══ DATASET ROWS ══

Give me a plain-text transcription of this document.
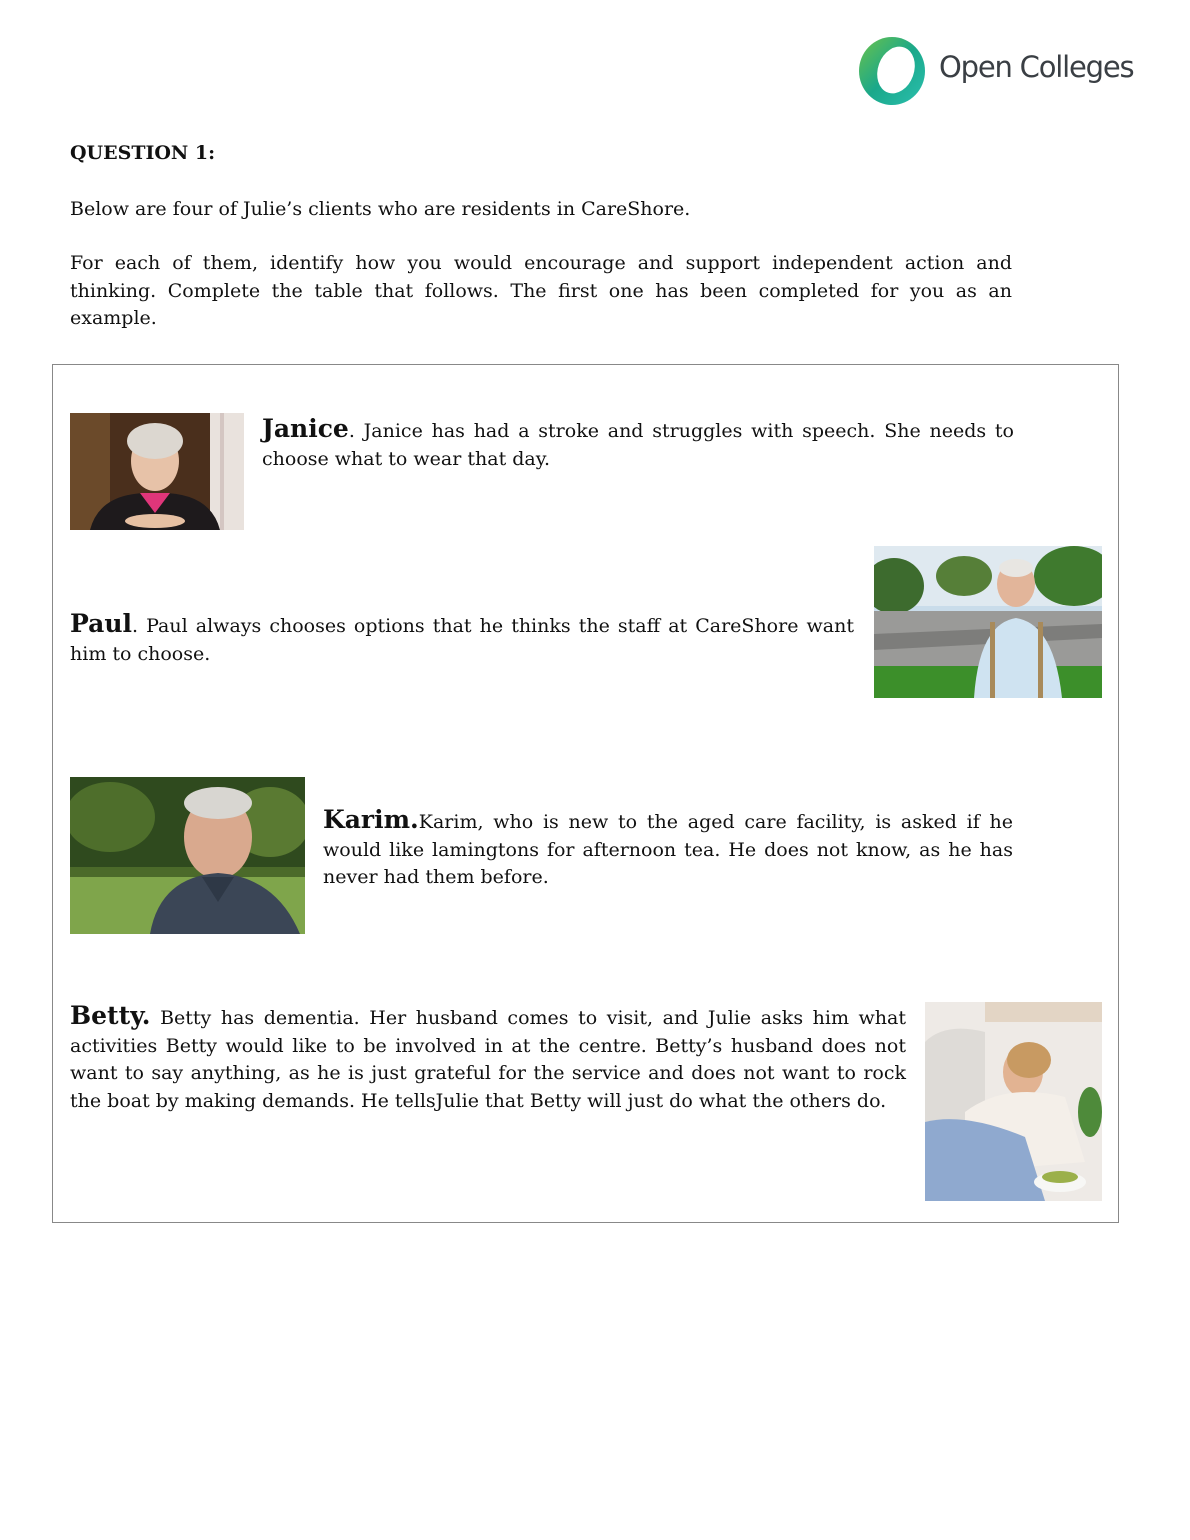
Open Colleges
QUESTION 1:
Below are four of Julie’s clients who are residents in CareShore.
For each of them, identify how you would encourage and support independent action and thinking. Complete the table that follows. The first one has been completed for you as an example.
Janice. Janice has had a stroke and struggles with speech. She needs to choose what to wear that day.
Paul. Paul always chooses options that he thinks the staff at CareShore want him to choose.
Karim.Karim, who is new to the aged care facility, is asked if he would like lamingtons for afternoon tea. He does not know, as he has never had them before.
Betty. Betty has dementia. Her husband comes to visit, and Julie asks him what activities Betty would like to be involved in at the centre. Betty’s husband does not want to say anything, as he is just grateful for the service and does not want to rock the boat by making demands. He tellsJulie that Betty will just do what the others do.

═══
══ DATASET ROWS ══

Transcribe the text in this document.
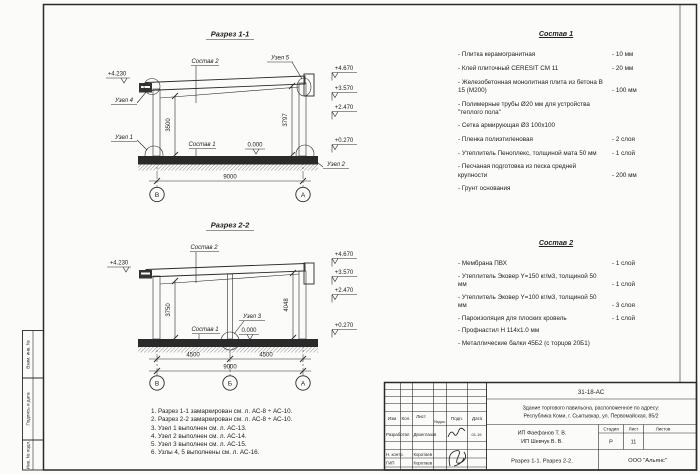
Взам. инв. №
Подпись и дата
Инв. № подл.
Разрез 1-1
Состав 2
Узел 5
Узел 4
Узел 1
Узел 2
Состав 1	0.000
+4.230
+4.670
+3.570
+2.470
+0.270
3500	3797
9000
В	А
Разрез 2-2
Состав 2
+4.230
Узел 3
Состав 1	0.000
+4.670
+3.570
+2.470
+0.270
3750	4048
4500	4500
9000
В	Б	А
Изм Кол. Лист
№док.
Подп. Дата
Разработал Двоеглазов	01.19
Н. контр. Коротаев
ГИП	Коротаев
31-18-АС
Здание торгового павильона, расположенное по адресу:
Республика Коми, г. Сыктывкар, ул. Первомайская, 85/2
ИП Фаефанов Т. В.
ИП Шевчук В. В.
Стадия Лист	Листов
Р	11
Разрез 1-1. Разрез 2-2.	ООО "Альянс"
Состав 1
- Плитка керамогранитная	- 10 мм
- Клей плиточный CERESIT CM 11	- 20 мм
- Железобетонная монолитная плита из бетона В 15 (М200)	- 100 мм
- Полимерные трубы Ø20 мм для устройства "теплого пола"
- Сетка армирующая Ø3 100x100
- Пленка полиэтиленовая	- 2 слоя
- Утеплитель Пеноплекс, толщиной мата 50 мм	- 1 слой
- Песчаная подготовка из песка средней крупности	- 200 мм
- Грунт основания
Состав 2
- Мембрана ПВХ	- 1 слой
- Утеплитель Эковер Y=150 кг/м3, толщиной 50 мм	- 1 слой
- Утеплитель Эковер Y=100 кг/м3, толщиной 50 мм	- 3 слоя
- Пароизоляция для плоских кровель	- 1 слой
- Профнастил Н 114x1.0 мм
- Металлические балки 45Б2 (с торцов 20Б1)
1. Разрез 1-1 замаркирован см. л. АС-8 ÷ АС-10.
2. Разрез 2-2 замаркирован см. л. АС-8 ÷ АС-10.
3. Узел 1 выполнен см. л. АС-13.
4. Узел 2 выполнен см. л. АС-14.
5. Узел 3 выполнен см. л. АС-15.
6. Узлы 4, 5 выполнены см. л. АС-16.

═══

### INSTRUCTIONS TO FOLLOW
Select every line of the material above holding the word "them" and copy it.

### ANSWER TO THIS TASK
For each of them, identify how you would encourage and support independent action and thinking. Complete the table that follows. The first one has been completed for you as an example.
Karim.Karim, who is new to the aged care facility, is asked if he would like lamingtons for afternoon tea. He does not know, as he has never had them before.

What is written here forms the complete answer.